---------- DATA FOR THE TASK ----------
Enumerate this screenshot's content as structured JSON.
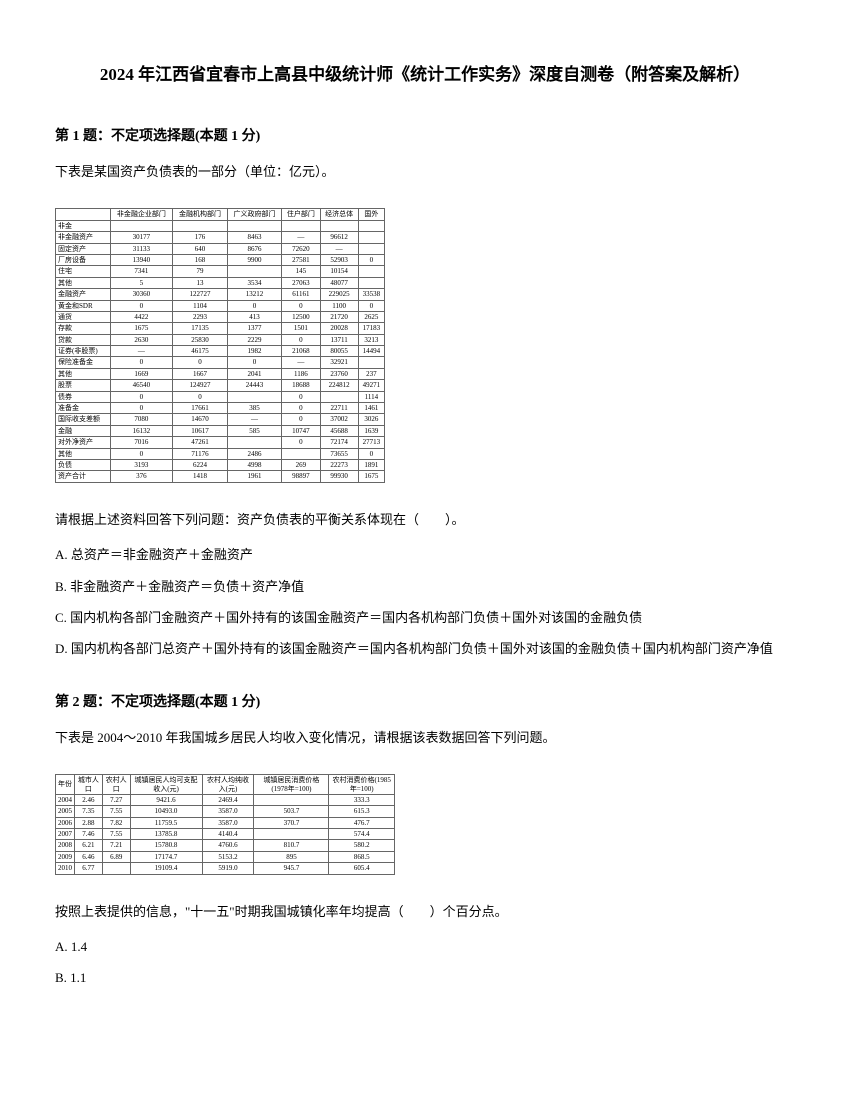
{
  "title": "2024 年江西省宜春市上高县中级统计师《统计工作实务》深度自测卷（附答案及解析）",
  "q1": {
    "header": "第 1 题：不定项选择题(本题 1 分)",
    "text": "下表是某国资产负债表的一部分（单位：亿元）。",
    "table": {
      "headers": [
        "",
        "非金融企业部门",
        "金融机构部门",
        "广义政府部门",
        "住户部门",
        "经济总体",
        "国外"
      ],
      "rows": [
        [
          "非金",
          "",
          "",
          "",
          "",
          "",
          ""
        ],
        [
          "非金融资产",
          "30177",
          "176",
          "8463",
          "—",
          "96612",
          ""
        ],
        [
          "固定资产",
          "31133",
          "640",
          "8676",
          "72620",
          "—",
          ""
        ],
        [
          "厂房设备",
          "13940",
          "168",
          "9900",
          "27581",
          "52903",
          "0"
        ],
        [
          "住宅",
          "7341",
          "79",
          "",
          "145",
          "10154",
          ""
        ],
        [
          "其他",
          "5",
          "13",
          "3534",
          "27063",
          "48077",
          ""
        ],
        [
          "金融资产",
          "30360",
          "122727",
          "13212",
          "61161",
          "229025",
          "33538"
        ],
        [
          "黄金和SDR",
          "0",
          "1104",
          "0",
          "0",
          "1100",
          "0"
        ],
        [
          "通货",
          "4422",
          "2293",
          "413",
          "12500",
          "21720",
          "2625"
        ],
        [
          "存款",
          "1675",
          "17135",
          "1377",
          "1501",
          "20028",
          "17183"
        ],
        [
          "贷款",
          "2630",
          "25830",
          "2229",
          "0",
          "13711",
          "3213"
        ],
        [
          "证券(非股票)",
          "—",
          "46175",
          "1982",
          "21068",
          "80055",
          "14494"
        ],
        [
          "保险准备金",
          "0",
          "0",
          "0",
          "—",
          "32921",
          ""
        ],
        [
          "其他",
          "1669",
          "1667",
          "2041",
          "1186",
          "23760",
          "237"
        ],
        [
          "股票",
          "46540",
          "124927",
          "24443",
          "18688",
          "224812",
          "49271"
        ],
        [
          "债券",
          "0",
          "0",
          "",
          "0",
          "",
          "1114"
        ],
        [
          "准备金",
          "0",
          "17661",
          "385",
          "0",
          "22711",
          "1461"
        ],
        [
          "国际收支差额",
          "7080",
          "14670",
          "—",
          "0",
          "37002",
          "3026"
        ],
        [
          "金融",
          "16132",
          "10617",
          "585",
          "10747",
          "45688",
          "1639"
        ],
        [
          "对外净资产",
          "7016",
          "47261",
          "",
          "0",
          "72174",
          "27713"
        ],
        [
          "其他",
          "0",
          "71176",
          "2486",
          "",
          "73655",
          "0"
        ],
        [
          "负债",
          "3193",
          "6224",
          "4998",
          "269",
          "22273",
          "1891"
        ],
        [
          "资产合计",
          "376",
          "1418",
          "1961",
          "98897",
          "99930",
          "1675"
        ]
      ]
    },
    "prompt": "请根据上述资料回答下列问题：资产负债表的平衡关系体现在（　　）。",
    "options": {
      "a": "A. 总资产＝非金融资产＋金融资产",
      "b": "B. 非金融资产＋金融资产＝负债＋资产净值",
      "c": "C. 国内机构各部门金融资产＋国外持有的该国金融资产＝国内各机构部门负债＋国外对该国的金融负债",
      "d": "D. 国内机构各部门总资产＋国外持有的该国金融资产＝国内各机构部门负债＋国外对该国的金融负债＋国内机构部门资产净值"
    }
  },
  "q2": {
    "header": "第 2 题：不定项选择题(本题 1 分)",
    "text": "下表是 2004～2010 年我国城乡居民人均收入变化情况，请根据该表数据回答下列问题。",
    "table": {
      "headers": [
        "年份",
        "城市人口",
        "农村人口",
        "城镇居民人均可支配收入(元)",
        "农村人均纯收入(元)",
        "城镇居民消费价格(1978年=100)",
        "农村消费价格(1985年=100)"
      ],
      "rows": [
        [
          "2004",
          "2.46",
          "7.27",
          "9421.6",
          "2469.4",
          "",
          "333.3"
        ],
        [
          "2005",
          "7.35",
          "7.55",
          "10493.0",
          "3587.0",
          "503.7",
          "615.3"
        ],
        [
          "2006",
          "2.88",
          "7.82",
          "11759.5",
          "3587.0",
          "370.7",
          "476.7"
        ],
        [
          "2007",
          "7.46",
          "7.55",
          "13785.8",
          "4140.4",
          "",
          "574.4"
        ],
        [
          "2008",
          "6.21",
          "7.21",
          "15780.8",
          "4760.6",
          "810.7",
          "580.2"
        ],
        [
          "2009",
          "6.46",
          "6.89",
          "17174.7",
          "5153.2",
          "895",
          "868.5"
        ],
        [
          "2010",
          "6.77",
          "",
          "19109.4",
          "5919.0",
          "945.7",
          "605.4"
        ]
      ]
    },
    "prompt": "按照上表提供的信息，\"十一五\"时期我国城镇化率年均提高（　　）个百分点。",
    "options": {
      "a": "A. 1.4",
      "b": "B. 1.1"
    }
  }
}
----------
▶ **EXERCISE DETAILS**: Make a verbatim copy of all the entries and strip out the pictures.

▶ **EXERCISE RESULT**:
Enumerate this screenshot's content as structured JSON.
{
  "title": "2024 年江西省宜春市上高县中级统计师《统计工作实务》深度自测卷（附答案及解析）",
  "q1": {
    "header": "第 1 题：不定项选择题(本题 1 分)",
    "text": "下表是某国资产负债表的一部分（单位：亿元）。",
    "table": {
      "headers": [
        "",
        "非金融企业部门",
        "金融机构部门",
        "广义政府部门",
        "住户部门",
        "经济总体",
        "国外"
      ],
      "rows": [
        [
          "非金",
          "",
          "",
          "",
          "",
          "",
          ""
        ],
        [
          "非金融资产",
          "30177",
          "176",
          "8463",
          "—",
          "96612",
          ""
        ],
        [
          "固定资产",
          "31133",
          "640",
          "8676",
          "72620",
          "—",
          ""
        ],
        [
          "厂房设备",
          "13940",
          "168",
          "9900",
          "27581",
          "52903",
          "0"
        ],
        [
          "住宅",
          "7341",
          "79",
          "",
          "145",
          "10154",
          ""
        ],
        [
          "其他",
          "5",
          "13",
          "3534",
          "27063",
          "48077",
          ""
        ],
        [
          "金融资产",
          "30360",
          "122727",
          "13212",
          "61161",
          "229025",
          "33538"
        ],
        [
          "黄金和SDR",
          "0",
          "1104",
          "0",
          "0",
          "1100",
          "0"
        ],
        [
          "通货",
          "4422",
          "2293",
          "413",
          "12500",
          "21720",
          "2625"
        ],
        [
          "存款",
          "1675",
          "17135",
          "1377",
          "1501",
          "20028",
          "17183"
        ],
        [
          "贷款",
          "2630",
          "25830",
          "2229",
          "0",
          "13711",
          "3213"
        ],
        [
          "证券(非股票)",
          "—",
          "46175",
          "1982",
          "21068",
          "80055",
          "14494"
        ],
        [
          "保险准备金",
          "0",
          "0",
          "0",
          "—",
          "32921",
          ""
        ],
        [
          "其他",
          "1669",
          "1667",
          "2041",
          "1186",
          "23760",
          "237"
        ],
        [
          "股票",
          "46540",
          "124927",
          "24443",
          "18688",
          "224812",
          "49271"
        ],
        [
          "债券",
          "0",
          "0",
          "",
          "0",
          "",
          "1114"
        ],
        [
          "准备金",
          "0",
          "17661",
          "385",
          "0",
          "22711",
          "1461"
        ],
        [
          "国际收支差额",
          "7080",
          "14670",
          "—",
          "0",
          "37002",
          "3026"
        ],
        [
          "金融",
          "16132",
          "10617",
          "585",
          "10747",
          "45688",
          "1639"
        ],
        [
          "对外净资产",
          "7016",
          "47261",
          "",
          "0",
          "72174",
          "27713"
        ],
        [
          "其他",
          "0",
          "71176",
          "2486",
          "",
          "73655",
          "0"
        ],
        [
          "负债",
          "3193",
          "6224",
          "4998",
          "269",
          "22273",
          "1891"
        ],
        [
          "资产合计",
          "376",
          "1418",
          "1961",
          "98897",
          "99930",
          "1675"
        ]
      ]
    },
    "prompt": "请根据上述资料回答下列问题：资产负债表的平衡关系体现在（　　）。",
    "options": {
      "a": "A. 总资产＝非金融资产＋金融资产",
      "b": "B. 非金融资产＋金融资产＝负债＋资产净值",
      "c": "C. 国内机构各部门金融资产＋国外持有的该国金融资产＝国内各机构部门负债＋国外对该国的金融负债",
      "d": "D. 国内机构各部门总资产＋国外持有的该国金融资产＝国内各机构部门负债＋国外对该国的金融负债＋国内机构部门资产净值"
    }
  },
  "q2": {
    "header": "第 2 题：不定项选择题(本题 1 分)",
    "text": "下表是 2004～2010 年我国城乡居民人均收入变化情况，请根据该表数据回答下列问题。",
    "table": {
      "headers": [
        "年份",
        "城市人口",
        "农村人口",
        "城镇居民人均可支配收入(元)",
        "农村人均纯收入(元)",
        "城镇居民消费价格(1978年=100)",
        "农村消费价格(1985年=100)"
      ],
      "rows": [
        [
          "2004",
          "2.46",
          "7.27",
          "9421.6",
          "2469.4",
          "",
          "333.3"
        ],
        [
          "2005",
          "7.35",
          "7.55",
          "10493.0",
          "3587.0",
          "503.7",
          "615.3"
        ],
        [
          "2006",
          "2.88",
          "7.82",
          "11759.5",
          "3587.0",
          "370.7",
          "476.7"
        ],
        [
          "2007",
          "7.46",
          "7.55",
          "13785.8",
          "4140.4",
          "",
          "574.4"
        ],
        [
          "2008",
          "6.21",
          "7.21",
          "15780.8",
          "4760.6",
          "810.7",
          "580.2"
        ],
        [
          "2009",
          "6.46",
          "6.89",
          "17174.7",
          "5153.2",
          "895",
          "868.5"
        ],
        [
          "2010",
          "6.77",
          "",
          "19109.4",
          "5919.0",
          "945.7",
          "605.4"
        ]
      ]
    },
    "prompt": "按照上表提供的信息，\"十一五\"时期我国城镇化率年均提高（　　）个百分点。",
    "options": {
      "a": "A. 1.4",
      "b": "B. 1.1"
    }
  }
}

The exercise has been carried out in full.